=== DATA FOR THE TASK ===
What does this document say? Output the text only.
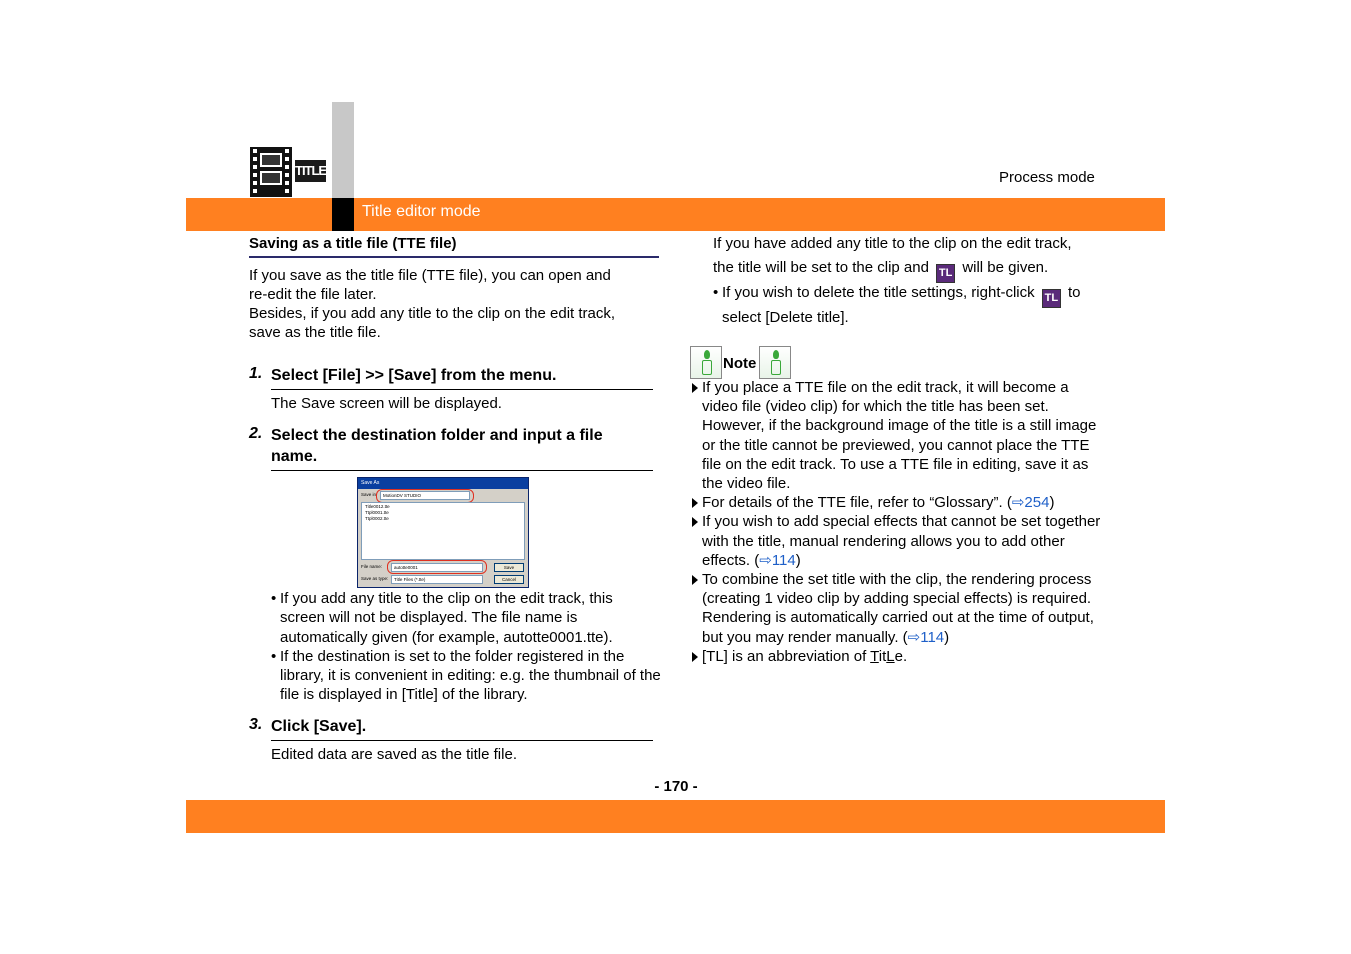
TITLE	Process mode
Title editor mode
Saving as a title file (TTE file)
If you save as the title file (TTE file), you can open and
re-edit the file later.
Besides, if you add any title to the clip on the edit track,
save as the title file.
1. Select [File] >> [Save] from the menu.
The Save screen will be displayed.
2. Select the destination folder and input a file name.
Save As
Save in:	MotionDV STUDIO
Title0012.tte
Ttpl0001.tte
Ttpl0002.tte
File name:	autotte0001
Save as type:	Title Files (*.tte)
Save
Cancel
• If you add any title to the clip on the edit track, this screen will not be displayed. The file name is automatically given (for example, autotte0001.tte).
• If the destination is set to the folder registered in the library, it is convenient in editing: e.g. the thumbnail of the file is displayed in [Title] of the library.
3. Click [Save].
Edited data are saved as the title file.
If you have added any title to the clip on the edit track,
the title will be set to the clip and TL will be given.
• If you wish to delete the title settings, right-click TL to
select [Delete title].
Note
If you place a TTE file on the edit track, it will become a video file (video clip) for which the title has been set. However, if the background image of the title is a still image or the title cannot be previewed, you cannot place the TTE file on the edit track. To use a TTE file in editing, save it as the video file.
For details of the TTE file, refer to “Glossary”. (⇨254)
If you wish to add special effects that cannot be set together with the title, manual rendering allows you to add other effects. (⇨114)
To combine the set title with the clip, the rendering process (creating 1 video clip by adding special effects) is required. Rendering is automatically carried out at the time of output, but you may render manually. (⇨114)
[TL] is an abbreviation of TitLe.
- 170 -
===
Examine the records and pull out every line where the string "cannot" occurs.

If you place a TTE file on the edit track, it will become a video file (video clip) for which the title has been set. However, if the background image of the title is a still image or the title cannot be previewed, you cannot place the TTE file on the edit track. To use a TTE file in editing, save it as the video file.
If you wish to add special effects that cannot be set together with the title, manual rendering allows you to add other effects. (⇨114)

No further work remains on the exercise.